To be done ▸ Check every line of the entries that follow, and copy the ones containing "values".

**** The data

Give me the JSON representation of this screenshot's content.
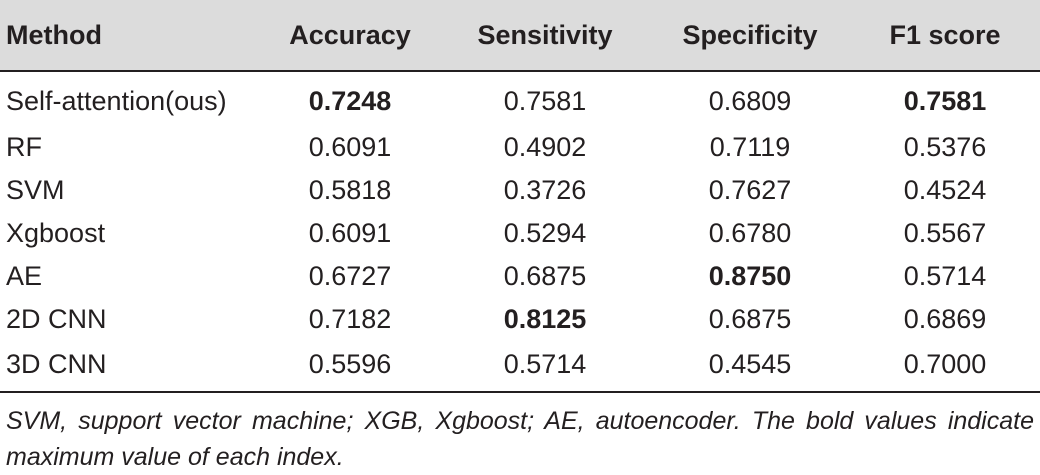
{
  "table": {
    "columns": [
      "Method",
      "Accuracy",
      "Sensitivity",
      "Specificity",
      "F1 score"
    ],
    "rows": [
      {
        "method": "Self-attention(ous)",
        "accuracy": "0.7248",
        "sensitivity": "0.7581",
        "specificity": "0.6809",
        "f1": "0.7581",
        "bold": [
          "accuracy",
          "f1"
        ]
      },
      {
        "method": "RF",
        "accuracy": "0.6091",
        "sensitivity": "0.4902",
        "specificity": "0.7119",
        "f1": "0.5376",
        "bold": []
      },
      {
        "method": "SVM",
        "accuracy": "0.5818",
        "sensitivity": "0.3726",
        "specificity": "0.7627",
        "f1": "0.4524",
        "bold": []
      },
      {
        "method": "Xgboost",
        "accuracy": "0.6091",
        "sensitivity": "0.5294",
        "specificity": "0.6780",
        "f1": "0.5567",
        "bold": []
      },
      {
        "method": "AE",
        "accuracy": "0.6727",
        "sensitivity": "0.6875",
        "specificity": "0.8750",
        "f1": "0.5714",
        "bold": [
          "specificity"
        ]
      },
      {
        "method": "2D CNN",
        "accuracy": "0.7182",
        "sensitivity": "0.8125",
        "specificity": "0.6875",
        "f1": "0.6869",
        "bold": [
          "sensitivity"
        ]
      },
      {
        "method": "3D CNN",
        "accuracy": "0.5596",
        "sensitivity": "0.5714",
        "specificity": "0.4545",
        "f1": "0.7000",
        "bold": []
      }
    ]
  },
  "footnote": "SVM, support vector machine; XGB, Xgboost; AE, autoencoder. The bold values indicate maximum value of each index."
}
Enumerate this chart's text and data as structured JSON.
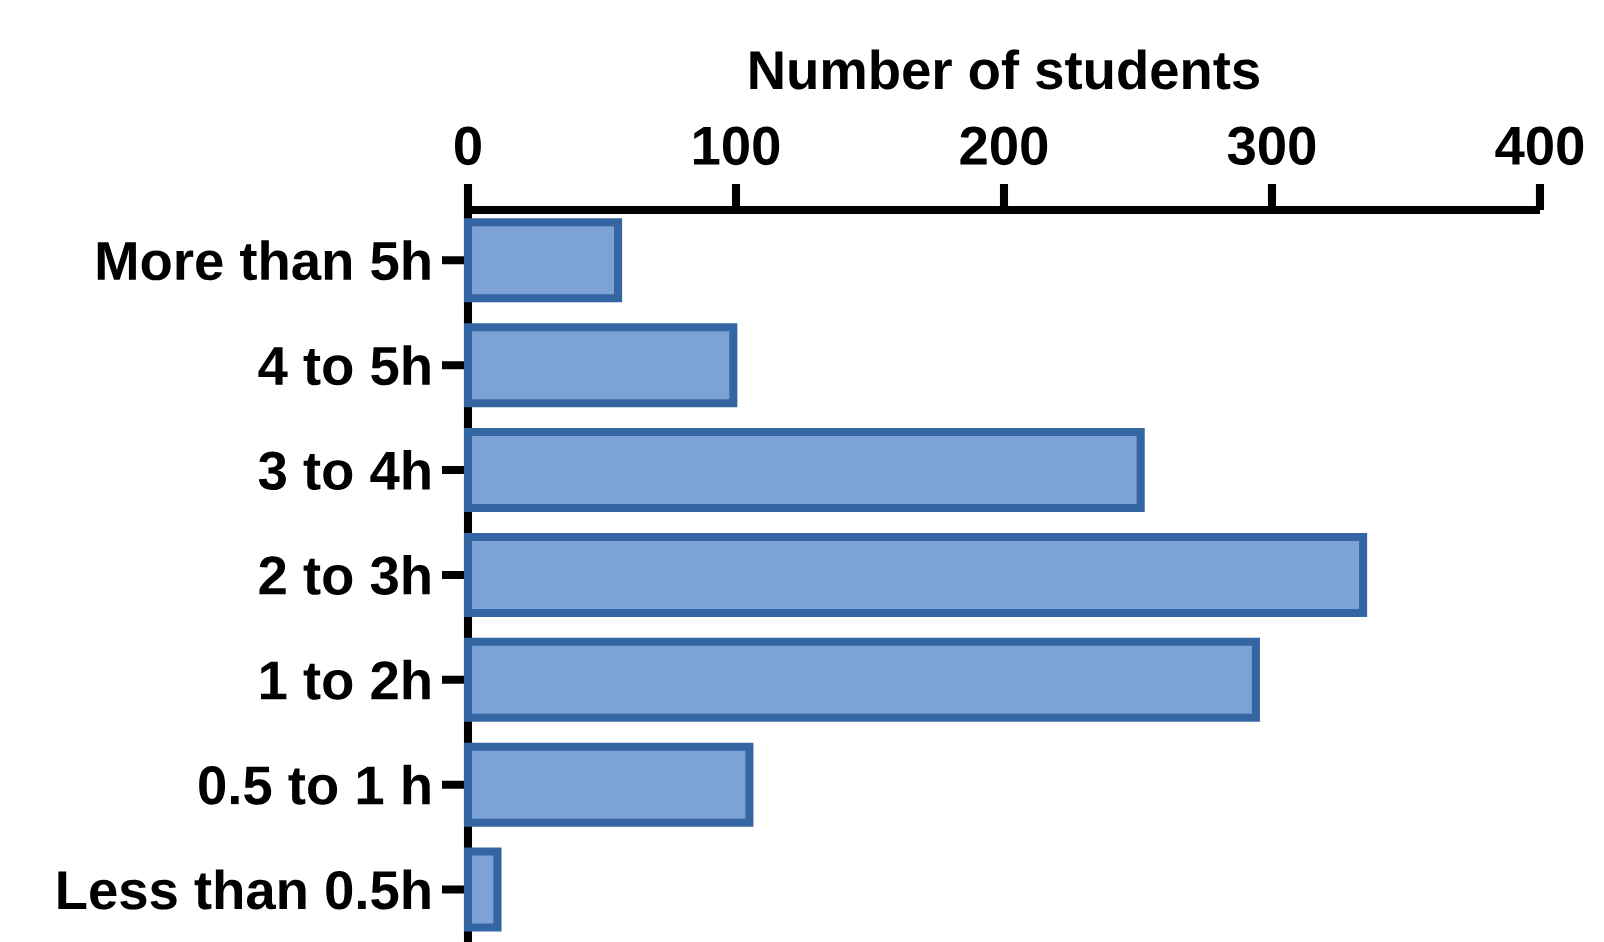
{
  "chart_data": {
    "type": "bar",
    "orientation": "horizontal",
    "xlabel": "Number of students",
    "categories": [
      "More than 5h",
      "4 to 5h",
      "3 to 4h",
      "2 to 3h",
      "1 to 2h",
      "0.5 to 1 h",
      "Less than 0.5h"
    ],
    "values": [
      56,
      99,
      251,
      334,
      294,
      105,
      11
    ],
    "color": "#7da2d6",
    "xlim": [
      0,
      400
    ],
    "xticks": [
      0,
      100,
      200,
      300,
      400
    ]
  }
}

********

Answer ▸
  "footnote": "SVM, support vector machine; XGB, Xgboost; AE, autoencoder. The bold values indicate maximum value of each index."
    "values": [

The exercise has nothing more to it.